— Given records —
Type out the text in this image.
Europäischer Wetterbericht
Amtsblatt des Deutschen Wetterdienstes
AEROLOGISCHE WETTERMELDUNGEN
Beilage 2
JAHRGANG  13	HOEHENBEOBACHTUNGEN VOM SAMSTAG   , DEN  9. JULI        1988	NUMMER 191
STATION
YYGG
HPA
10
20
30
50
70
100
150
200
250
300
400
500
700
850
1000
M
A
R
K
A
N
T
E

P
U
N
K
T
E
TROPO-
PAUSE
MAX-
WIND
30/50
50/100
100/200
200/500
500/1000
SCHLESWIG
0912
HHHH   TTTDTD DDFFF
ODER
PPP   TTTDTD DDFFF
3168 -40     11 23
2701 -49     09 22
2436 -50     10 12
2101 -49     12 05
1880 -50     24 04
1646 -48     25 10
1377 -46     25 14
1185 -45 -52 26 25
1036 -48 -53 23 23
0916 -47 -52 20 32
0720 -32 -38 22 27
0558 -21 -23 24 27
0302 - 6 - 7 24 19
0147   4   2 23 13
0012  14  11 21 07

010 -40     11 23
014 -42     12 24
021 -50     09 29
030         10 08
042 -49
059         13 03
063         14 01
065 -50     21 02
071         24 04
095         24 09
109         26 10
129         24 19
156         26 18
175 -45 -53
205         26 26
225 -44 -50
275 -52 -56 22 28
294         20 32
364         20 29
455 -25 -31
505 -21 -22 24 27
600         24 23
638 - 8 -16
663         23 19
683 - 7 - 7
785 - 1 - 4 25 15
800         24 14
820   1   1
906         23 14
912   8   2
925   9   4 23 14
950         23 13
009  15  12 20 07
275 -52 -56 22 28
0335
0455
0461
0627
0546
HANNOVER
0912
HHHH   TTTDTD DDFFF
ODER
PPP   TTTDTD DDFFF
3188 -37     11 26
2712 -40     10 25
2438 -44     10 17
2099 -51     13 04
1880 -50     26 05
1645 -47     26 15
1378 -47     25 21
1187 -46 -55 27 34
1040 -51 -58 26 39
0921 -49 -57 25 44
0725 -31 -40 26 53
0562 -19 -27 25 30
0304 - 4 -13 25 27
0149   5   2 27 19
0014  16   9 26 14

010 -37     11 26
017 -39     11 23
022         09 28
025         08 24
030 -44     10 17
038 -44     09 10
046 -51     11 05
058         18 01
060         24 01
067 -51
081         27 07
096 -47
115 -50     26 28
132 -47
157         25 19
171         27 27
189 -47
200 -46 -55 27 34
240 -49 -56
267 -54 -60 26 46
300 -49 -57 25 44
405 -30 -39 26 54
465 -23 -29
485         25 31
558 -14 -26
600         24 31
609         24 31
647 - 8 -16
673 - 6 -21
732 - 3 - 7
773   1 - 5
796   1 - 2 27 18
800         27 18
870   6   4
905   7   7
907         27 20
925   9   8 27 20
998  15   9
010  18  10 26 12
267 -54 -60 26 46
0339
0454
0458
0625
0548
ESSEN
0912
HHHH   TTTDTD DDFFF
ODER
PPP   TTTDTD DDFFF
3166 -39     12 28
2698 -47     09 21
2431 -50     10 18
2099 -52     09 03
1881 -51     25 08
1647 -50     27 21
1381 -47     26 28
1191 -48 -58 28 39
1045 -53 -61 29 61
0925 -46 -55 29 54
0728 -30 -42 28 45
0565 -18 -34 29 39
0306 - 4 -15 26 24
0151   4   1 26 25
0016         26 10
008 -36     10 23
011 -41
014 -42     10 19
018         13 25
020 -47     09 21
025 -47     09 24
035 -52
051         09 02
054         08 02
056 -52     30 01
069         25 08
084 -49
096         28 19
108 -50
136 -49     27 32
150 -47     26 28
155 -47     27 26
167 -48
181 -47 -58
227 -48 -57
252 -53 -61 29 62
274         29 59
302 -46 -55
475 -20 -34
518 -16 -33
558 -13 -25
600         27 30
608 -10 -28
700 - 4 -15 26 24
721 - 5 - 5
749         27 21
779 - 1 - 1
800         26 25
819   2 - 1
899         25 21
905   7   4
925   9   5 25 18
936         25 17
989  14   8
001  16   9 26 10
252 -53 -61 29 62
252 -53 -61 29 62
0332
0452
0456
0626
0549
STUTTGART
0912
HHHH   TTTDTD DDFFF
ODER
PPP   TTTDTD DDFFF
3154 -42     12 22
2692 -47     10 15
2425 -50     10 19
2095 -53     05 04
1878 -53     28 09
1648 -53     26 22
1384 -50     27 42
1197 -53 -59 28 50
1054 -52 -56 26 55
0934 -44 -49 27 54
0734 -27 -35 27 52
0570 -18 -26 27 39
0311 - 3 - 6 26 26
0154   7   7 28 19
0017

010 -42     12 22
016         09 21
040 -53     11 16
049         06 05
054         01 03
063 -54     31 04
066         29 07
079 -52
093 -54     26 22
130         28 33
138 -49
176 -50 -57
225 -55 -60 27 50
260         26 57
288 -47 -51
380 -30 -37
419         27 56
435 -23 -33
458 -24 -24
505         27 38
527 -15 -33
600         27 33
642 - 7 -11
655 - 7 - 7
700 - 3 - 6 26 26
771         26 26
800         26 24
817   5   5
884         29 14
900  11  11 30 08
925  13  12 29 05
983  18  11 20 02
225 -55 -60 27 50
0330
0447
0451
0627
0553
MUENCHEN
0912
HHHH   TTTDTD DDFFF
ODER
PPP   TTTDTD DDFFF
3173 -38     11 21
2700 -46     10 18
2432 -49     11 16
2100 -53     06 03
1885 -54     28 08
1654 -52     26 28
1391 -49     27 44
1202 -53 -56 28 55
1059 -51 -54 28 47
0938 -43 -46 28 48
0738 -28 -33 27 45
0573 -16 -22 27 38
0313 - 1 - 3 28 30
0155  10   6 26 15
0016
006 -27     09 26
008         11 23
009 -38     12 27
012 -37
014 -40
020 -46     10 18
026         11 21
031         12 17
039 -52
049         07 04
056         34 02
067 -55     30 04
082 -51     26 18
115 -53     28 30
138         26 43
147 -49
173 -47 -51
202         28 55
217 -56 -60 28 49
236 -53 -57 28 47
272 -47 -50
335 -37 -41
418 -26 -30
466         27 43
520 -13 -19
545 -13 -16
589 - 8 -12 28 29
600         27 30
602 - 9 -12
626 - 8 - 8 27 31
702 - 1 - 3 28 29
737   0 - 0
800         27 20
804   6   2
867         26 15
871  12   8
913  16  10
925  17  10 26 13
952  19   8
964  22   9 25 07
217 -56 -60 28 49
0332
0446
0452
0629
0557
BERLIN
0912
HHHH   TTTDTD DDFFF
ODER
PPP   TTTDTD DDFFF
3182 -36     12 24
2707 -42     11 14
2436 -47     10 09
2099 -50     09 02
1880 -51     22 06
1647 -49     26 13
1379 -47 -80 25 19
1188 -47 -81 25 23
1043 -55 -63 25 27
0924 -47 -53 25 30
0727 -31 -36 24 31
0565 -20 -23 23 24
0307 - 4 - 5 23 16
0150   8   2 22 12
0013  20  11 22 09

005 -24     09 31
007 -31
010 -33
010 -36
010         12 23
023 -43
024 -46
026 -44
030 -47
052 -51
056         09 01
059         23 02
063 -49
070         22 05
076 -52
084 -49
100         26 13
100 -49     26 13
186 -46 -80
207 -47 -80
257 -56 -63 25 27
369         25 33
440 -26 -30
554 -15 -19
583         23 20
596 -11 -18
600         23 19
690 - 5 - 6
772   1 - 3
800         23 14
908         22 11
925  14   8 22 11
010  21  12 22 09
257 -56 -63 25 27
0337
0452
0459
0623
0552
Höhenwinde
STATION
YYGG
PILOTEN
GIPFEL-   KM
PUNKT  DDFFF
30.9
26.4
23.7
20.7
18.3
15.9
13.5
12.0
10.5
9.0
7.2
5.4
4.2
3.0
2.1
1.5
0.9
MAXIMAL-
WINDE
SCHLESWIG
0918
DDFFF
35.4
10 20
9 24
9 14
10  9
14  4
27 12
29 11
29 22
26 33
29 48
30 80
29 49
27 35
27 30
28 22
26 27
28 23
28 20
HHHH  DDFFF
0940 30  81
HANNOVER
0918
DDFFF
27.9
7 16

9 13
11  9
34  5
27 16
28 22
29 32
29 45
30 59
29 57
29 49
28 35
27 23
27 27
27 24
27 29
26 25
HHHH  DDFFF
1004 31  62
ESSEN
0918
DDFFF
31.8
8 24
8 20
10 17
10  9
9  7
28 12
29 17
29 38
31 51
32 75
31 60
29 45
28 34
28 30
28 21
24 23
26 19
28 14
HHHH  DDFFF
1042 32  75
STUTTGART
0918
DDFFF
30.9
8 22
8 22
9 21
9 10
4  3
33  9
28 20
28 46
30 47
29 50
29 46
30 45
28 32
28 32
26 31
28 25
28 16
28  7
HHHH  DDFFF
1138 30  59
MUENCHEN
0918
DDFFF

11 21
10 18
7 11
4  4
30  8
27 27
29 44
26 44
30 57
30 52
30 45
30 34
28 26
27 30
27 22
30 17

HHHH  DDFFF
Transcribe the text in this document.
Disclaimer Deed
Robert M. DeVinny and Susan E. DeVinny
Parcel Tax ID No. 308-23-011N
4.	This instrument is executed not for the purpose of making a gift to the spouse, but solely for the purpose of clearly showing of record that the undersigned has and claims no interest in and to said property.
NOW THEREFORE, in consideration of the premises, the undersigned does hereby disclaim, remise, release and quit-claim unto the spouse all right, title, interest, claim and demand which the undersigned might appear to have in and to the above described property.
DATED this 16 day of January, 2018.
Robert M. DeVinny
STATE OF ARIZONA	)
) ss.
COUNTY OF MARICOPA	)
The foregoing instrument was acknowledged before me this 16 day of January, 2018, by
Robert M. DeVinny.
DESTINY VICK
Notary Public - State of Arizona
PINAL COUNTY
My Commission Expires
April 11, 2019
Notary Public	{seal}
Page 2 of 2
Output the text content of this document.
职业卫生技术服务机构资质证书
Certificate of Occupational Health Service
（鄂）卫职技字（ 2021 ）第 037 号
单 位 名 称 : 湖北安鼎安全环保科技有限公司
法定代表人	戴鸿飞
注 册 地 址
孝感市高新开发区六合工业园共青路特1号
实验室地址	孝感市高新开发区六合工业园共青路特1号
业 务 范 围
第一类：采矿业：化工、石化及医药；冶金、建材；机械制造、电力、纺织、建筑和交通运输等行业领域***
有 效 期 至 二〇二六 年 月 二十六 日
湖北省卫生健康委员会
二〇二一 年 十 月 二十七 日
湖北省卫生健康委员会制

— Exercise aim —
Extract, unchanged, the closing run of lines that opens with the line containing "Output the text content of this document." and ends with the last line.

— Exercise answer —
Output the text content of this document.
职业卫生技术服务机构资质证书
Certificate of Occupational Health Service
（鄂）卫职技字（ 2021 ）第 037 号
单 位 名 称 : 湖北安鼎安全环保科技有限公司
法定代表人	戴鸿飞
注 册 地 址
孝感市高新开发区六合工业园共青路特1号
实验室地址	孝感市高新开发区六合工业园共青路特1号
业 务 范 围
第一类：采矿业：化工、石化及医药；冶金、建材；机械制造、电力、纺织、建筑和交通运输等行业领域***
有 效 期 至 二〇二六 年 月 二十六 日
湖北省卫生健康委员会
二〇二一 年 十 月 二十七 日
湖北省卫生健康委员会制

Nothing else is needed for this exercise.